Stored records
-------------------------

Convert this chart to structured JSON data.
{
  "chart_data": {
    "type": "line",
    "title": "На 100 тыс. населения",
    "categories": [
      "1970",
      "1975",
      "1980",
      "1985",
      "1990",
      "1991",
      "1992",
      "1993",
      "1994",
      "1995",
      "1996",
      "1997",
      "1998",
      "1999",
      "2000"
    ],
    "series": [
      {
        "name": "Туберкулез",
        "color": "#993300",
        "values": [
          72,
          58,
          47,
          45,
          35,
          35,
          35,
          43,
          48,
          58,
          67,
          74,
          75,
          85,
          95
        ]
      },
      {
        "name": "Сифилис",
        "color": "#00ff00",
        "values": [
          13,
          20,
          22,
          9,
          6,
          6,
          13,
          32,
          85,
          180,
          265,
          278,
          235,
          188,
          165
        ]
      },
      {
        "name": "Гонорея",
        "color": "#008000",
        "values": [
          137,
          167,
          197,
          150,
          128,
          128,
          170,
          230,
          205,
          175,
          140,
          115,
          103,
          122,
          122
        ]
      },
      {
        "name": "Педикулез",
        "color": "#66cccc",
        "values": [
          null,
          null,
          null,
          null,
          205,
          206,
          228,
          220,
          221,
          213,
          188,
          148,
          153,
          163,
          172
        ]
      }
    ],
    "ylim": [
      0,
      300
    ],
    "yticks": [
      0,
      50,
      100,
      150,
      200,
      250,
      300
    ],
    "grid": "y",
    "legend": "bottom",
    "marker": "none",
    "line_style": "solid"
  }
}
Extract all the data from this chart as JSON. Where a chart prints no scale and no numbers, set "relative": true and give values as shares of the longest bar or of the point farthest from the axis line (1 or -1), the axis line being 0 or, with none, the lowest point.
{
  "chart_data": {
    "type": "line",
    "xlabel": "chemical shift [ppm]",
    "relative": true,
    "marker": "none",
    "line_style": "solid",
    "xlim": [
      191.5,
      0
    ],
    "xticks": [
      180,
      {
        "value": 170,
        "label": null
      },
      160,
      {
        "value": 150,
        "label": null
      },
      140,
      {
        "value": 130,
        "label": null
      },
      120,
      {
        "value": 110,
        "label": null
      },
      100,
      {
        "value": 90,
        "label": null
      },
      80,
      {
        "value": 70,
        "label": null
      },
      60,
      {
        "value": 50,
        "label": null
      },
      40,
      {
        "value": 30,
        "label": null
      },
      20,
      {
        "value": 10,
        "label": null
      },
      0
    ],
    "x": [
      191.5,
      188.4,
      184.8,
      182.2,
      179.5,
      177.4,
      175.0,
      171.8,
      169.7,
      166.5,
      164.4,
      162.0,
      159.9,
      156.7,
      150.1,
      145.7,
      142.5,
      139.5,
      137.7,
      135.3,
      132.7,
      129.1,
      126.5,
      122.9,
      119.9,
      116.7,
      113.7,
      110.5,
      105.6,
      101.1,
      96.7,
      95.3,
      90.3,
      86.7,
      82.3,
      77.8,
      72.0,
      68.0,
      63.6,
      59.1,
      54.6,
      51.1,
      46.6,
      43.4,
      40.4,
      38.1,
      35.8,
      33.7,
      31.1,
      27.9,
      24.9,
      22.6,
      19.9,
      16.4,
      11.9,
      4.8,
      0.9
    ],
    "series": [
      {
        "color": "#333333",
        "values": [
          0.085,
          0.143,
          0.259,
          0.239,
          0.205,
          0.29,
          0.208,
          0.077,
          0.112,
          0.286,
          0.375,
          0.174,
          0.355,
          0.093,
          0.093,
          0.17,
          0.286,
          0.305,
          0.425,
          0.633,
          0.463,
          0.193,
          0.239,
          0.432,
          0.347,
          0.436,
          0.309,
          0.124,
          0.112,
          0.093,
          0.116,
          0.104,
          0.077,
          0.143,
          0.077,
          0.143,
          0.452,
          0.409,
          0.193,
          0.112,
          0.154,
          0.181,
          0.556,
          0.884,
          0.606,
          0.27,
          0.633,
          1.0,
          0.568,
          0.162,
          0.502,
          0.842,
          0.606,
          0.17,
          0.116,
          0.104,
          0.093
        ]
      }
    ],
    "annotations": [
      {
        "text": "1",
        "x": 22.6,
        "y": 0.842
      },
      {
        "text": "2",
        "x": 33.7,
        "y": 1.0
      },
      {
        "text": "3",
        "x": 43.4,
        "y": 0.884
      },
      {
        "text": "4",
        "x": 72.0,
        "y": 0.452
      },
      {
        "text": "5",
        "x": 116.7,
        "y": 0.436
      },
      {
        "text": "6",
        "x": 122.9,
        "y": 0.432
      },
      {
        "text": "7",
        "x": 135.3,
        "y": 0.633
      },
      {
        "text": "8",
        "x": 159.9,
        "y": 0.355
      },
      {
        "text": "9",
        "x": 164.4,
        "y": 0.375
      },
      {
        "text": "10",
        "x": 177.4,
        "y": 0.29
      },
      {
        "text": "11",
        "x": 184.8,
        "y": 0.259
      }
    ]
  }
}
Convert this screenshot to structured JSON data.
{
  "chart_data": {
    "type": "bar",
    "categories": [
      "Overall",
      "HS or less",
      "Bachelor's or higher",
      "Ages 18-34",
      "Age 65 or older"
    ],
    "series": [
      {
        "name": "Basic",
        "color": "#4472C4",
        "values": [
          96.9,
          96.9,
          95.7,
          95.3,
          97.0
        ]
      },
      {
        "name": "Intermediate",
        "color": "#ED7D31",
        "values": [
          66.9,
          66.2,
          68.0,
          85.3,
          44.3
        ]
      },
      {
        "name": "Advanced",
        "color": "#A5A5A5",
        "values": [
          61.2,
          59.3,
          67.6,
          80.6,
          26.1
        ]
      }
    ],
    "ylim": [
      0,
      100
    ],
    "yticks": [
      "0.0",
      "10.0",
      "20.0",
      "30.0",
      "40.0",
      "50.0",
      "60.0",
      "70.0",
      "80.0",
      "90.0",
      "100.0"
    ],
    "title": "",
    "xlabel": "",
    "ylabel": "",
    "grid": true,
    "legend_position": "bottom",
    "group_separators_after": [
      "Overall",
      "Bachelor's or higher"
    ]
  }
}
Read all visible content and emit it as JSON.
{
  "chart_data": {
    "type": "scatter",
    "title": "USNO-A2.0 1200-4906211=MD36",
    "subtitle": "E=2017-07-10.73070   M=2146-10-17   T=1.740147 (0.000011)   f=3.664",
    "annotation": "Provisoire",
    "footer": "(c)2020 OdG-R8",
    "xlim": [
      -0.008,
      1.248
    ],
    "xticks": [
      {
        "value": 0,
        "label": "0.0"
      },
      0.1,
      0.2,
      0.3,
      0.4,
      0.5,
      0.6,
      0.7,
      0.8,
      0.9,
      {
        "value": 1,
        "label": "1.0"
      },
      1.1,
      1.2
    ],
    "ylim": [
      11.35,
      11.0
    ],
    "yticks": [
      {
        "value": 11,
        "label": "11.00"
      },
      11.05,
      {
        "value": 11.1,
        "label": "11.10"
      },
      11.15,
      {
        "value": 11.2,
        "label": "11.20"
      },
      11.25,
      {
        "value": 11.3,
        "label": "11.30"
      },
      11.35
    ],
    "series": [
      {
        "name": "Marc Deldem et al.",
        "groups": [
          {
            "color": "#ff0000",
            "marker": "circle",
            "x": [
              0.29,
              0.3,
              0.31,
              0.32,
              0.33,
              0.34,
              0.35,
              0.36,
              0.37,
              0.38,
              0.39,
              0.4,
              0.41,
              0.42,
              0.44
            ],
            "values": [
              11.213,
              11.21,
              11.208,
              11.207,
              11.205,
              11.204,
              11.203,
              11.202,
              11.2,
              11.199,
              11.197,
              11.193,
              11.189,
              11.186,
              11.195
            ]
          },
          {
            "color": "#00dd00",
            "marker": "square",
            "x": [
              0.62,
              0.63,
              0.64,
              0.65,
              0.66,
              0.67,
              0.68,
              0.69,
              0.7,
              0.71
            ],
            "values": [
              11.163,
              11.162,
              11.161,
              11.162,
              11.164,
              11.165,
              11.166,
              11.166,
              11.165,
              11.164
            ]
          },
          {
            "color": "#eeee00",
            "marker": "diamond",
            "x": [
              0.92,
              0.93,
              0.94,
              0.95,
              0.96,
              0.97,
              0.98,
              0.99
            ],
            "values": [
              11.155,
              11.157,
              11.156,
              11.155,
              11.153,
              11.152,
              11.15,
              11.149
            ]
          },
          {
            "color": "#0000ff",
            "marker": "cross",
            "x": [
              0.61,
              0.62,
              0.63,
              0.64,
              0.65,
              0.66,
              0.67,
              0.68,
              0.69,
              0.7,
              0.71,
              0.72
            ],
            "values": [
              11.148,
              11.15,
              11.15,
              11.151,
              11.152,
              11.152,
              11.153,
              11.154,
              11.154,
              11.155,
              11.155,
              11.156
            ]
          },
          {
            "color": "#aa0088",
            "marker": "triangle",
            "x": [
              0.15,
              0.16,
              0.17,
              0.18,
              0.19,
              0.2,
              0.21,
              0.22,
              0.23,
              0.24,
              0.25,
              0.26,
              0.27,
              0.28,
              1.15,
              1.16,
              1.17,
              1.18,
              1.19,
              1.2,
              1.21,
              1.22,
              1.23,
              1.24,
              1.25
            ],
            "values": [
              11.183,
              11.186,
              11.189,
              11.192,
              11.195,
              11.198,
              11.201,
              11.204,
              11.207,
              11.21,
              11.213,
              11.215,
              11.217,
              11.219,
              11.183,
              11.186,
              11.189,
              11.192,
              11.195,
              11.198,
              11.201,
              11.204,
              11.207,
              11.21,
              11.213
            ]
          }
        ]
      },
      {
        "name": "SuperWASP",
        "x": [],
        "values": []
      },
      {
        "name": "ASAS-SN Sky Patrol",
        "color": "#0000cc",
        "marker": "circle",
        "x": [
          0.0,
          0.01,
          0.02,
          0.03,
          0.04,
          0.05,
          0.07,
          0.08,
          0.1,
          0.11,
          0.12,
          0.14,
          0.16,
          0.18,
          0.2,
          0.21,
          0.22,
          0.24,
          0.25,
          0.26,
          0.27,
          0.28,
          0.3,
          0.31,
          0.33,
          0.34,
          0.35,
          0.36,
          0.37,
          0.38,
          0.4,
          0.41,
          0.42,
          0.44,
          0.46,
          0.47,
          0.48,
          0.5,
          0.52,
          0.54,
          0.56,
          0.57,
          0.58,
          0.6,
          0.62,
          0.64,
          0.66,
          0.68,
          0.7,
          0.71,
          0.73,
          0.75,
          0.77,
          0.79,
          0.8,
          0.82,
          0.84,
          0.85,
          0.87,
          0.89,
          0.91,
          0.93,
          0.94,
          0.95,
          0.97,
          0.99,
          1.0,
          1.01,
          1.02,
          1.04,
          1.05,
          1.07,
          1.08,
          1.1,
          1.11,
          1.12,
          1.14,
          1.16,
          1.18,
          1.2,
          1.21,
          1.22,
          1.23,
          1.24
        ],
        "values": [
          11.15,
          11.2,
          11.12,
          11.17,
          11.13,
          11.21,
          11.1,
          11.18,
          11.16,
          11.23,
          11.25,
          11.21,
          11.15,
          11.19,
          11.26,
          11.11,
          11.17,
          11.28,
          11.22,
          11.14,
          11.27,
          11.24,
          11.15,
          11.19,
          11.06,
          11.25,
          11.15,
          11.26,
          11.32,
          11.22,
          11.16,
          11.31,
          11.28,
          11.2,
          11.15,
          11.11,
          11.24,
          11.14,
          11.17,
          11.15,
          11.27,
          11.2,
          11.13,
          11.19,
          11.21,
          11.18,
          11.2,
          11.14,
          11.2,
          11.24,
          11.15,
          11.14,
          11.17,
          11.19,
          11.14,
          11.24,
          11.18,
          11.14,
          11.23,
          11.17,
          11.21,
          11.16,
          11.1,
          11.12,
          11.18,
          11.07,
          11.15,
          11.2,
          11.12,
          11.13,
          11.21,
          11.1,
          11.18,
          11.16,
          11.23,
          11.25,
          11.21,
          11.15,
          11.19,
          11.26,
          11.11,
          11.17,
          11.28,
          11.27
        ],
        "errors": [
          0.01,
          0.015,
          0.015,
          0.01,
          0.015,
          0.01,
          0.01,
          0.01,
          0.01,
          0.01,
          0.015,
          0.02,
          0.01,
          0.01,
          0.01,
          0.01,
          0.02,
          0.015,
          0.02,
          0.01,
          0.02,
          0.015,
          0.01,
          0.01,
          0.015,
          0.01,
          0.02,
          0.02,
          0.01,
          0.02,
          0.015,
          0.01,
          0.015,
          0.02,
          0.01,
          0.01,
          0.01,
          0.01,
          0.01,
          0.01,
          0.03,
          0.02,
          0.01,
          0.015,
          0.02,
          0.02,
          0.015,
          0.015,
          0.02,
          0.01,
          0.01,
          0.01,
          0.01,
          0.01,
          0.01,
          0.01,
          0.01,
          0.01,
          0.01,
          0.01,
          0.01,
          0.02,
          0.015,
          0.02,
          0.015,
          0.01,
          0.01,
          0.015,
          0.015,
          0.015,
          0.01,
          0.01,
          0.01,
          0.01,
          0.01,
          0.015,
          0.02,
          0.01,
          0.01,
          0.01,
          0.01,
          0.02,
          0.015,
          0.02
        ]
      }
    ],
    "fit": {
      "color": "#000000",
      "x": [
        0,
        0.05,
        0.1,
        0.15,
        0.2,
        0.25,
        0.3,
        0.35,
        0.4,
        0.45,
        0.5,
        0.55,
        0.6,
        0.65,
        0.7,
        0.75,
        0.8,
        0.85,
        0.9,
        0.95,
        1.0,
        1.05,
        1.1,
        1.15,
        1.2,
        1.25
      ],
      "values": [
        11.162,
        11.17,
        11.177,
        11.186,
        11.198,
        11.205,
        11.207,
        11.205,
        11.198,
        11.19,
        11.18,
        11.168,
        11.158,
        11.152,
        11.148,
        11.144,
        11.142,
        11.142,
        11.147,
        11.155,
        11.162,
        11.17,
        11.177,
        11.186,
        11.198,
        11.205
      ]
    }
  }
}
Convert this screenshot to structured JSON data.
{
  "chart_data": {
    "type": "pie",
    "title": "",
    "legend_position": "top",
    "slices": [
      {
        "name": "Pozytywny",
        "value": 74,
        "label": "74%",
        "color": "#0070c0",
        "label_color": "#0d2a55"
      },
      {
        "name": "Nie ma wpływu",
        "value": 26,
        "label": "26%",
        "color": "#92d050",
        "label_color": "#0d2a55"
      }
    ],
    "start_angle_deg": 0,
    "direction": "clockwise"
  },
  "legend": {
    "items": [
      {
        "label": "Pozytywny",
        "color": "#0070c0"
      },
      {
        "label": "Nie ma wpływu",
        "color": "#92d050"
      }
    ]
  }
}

-------------------------

◆ AIM ◆
Keep only the lines that hold the string "true", and copy them out.

◆ RESPONSE FOR THIS EXERCISE ◆
Extract all the data from this chart as JSON. Where a chart prints no scale and no numbers, set "relative": true and give values as shares of the longest bar or of the point farthest from the axis line (1 or -1), the axis line being 0 or, with none, the lowest point.
    "relative": true,
    "grid": true,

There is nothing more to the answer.